Items:
....

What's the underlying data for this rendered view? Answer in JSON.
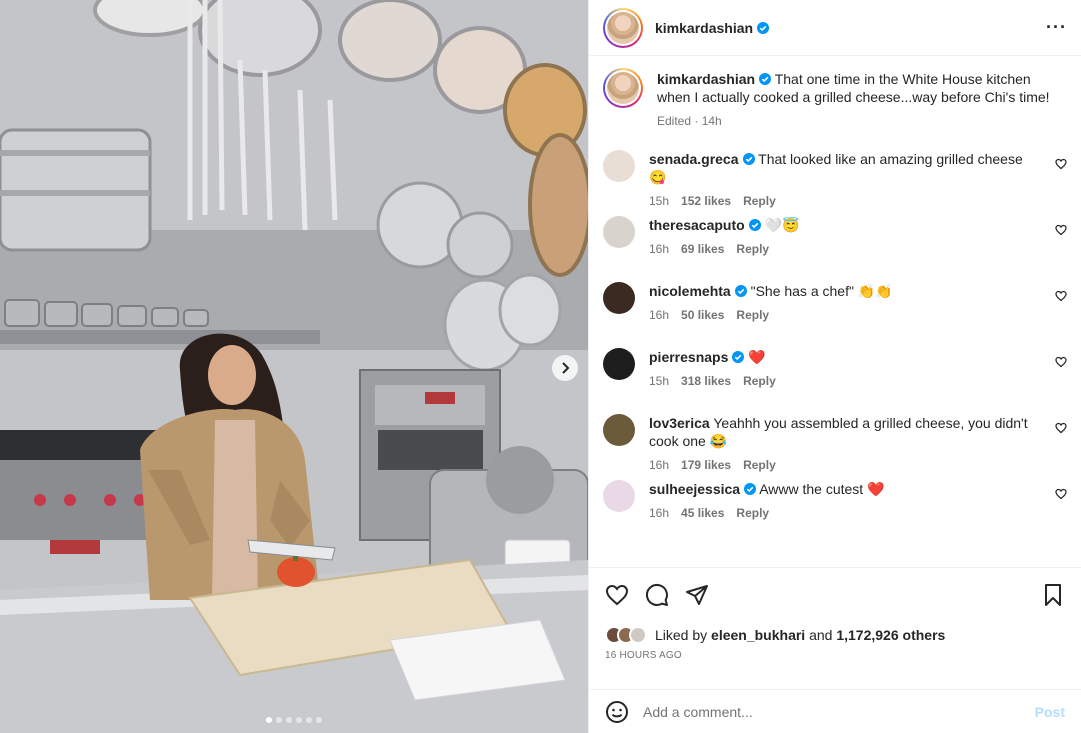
{
  "post": {
    "author": "kimkardashian",
    "caption": "That one time in the White House kitchen when I actually cooked a grilled cheese...way before Chi's time!",
    "edited_label": "Edited · 14h",
    "carousel_dots": 6,
    "active_dot": 0
  },
  "comments": [
    {
      "user": "senada.greca",
      "verified": true,
      "text": "That looked like an amazing grilled cheese 😋",
      "age": "15h",
      "likes": "152 likes",
      "reply": "Reply",
      "avatar_color": "#e8ded6"
    },
    {
      "user": "theresacaputo",
      "verified": true,
      "text": "🤍😇",
      "age": "16h",
      "likes": "69 likes",
      "reply": "Reply",
      "avatar_color": "#d8d3cd"
    },
    {
      "user": "nicolemehta",
      "verified": true,
      "text": "\"She has a chef\" 👏👏",
      "age": "16h",
      "likes": "50 likes",
      "reply": "Reply",
      "avatar_color": "#3a2a22"
    },
    {
      "user": "pierresnaps",
      "verified": true,
      "text": "❤️",
      "age": "15h",
      "likes": "318 likes",
      "reply": "Reply",
      "avatar_color": "#1e1e1e"
    },
    {
      "user": "lov3erica",
      "verified": false,
      "text": "Yeahhh you assembled a grilled cheese, you didn't cook one 😂",
      "age": "16h",
      "likes": "179 likes",
      "reply": "Reply",
      "avatar_color": "#6b5b3a"
    },
    {
      "user": "sulheejessica",
      "verified": true,
      "text": "Awww the cutest ❤️",
      "age": "16h",
      "likes": "45 likes",
      "reply": "Reply",
      "avatar_color": "#e9d9e6"
    }
  ],
  "likes": {
    "prefix": "Liked by",
    "by_user": "eleen_bukhari",
    "and_word": "and",
    "others": "1,172,926 others",
    "time": "16 HOURS AGO"
  },
  "composer": {
    "placeholder": "Add a comment...",
    "post_label": "Post"
  },
  "colors": {
    "verified": "#0095f6",
    "heart_red": "#ed4956",
    "post_disabled": "#b2dffc"
  }
}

....

Task brief:
Quote the entries in full. Any image among them is to be omitted from the copy.

The solution:
What's the underlying data for this rendered view? Answer in JSON.
{
  "post": {
    "author": "kimkardashian",
    "caption": "That one time in the White House kitchen when I actually cooked a grilled cheese...way before Chi's time!",
    "edited_label": "Edited · 14h",
    "carousel_dots": 6,
    "active_dot": 0
  },
  "comments": [
    {
      "user": "senada.greca",
      "verified": true,
      "text": "That looked like an amazing grilled cheese 😋",
      "age": "15h",
      "likes": "152 likes",
      "reply": "Reply",
      "avatar_color": "#e8ded6"
    },
    {
      "user": "theresacaputo",
      "verified": true,
      "text": "🤍😇",
      "age": "16h",
      "likes": "69 likes",
      "reply": "Reply",
      "avatar_color": "#d8d3cd"
    },
    {
      "user": "nicolemehta",
      "verified": true,
      "text": "\"She has a chef\" 👏👏",
      "age": "16h",
      "likes": "50 likes",
      "reply": "Reply",
      "avatar_color": "#3a2a22"
    },
    {
      "user": "pierresnaps",
      "verified": true,
      "text": "❤️",
      "age": "15h",
      "likes": "318 likes",
      "reply": "Reply",
      "avatar_color": "#1e1e1e"
    },
    {
      "user": "lov3erica",
      "verified": false,
      "text": "Yeahhh you assembled a grilled cheese, you didn't cook one 😂",
      "age": "16h",
      "likes": "179 likes",
      "reply": "Reply",
      "avatar_color": "#6b5b3a"
    },
    {
      "user": "sulheejessica",
      "verified": true,
      "text": "Awww the cutest ❤️",
      "age": "16h",
      "likes": "45 likes",
      "reply": "Reply",
      "avatar_color": "#e9d9e6"
    }
  ],
  "likes": {
    "prefix": "Liked by",
    "by_user": "eleen_bukhari",
    "and_word": "and",
    "others": "1,172,926 others",
    "time": "16 HOURS AGO"
  },
  "composer": {
    "placeholder": "Add a comment...",
    "post_label": "Post"
  },
  "colors": {
    "verified": "#0095f6",
    "heart_red": "#ed4956",
    "post_disabled": "#b2dffc"
  }
}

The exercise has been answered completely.